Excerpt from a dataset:
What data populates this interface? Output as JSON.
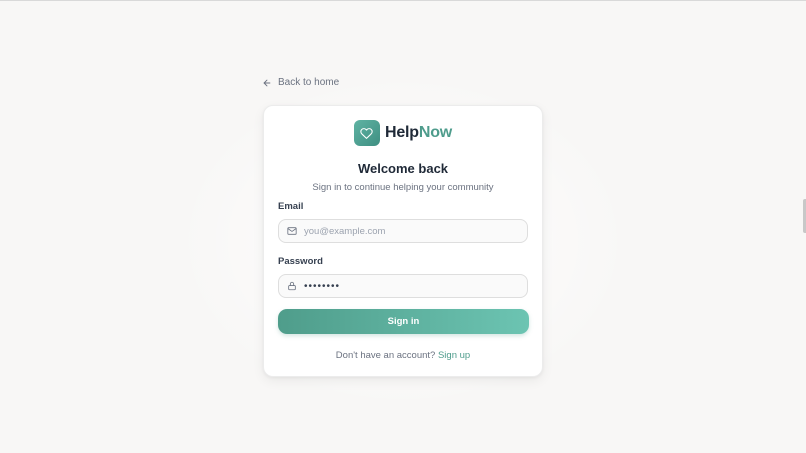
{
  "nav": {
    "back_label": "Back to home",
    "back_icon": "arrow-left-icon"
  },
  "brand": {
    "logo_icon": "heart-icon",
    "name_part1": "Help",
    "name_part2": "Now",
    "accent_color": "#4e9c8c"
  },
  "form": {
    "title": "Welcome back",
    "subtitle": "Sign in to continue helping your community",
    "email_label": "Email",
    "email_placeholder": "you@example.com",
    "email_icon": "mail-icon",
    "password_label": "Password",
    "password_value": "password",
    "password_icon": "lock-icon",
    "submit_label": "Sign in"
  },
  "footer": {
    "prompt": "Don't have an account?",
    "signup_label": "Sign up"
  }
}
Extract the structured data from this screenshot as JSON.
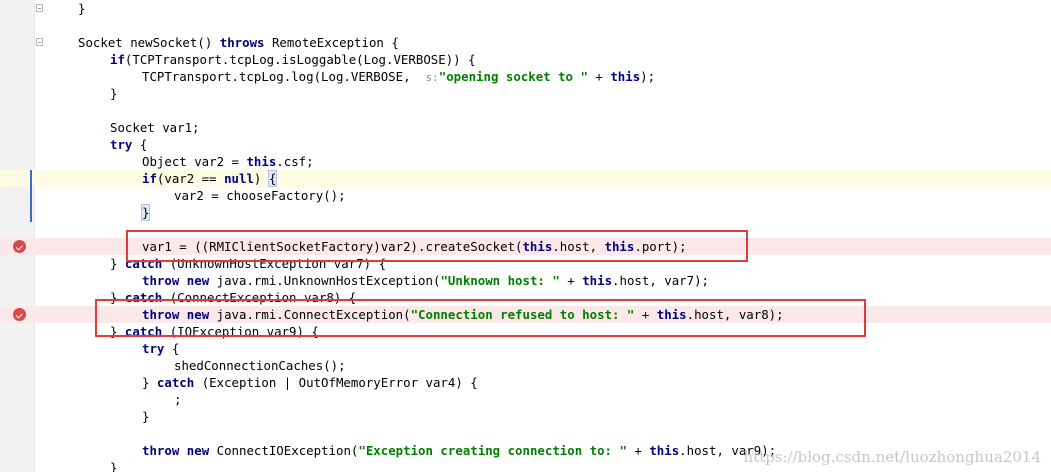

* YOUR INSTRUCTIONS: Leave the pictures out and write out every entry exactly as given.

* TASK ANSWER:
What data populates this interface? Output as JSON.
{
  "nav": {
    "back_label": "Back to home",
    "back_icon": "arrow-left-icon"
  },
  "brand": {
    "logo_icon": "heart-icon",
    "name_part1": "Help",
    "name_part2": "Now",
    "accent_color": "#4e9c8c"
  },
  "form": {
    "title": "Welcome back",
    "subtitle": "Sign in to continue helping your community",
    "email_label": "Email",
    "email_placeholder": "you@example.com",
    "email_icon": "mail-icon",
    "password_label": "Password",
    "password_value": "password",
    "password_icon": "lock-icon",
    "submit_label": "Sign in"
  },
  "footer": {
    "prompt": "Don't have an account?",
    "signup_label": "Sign up"
  }
}
Extract the structured data from this screenshot as JSON.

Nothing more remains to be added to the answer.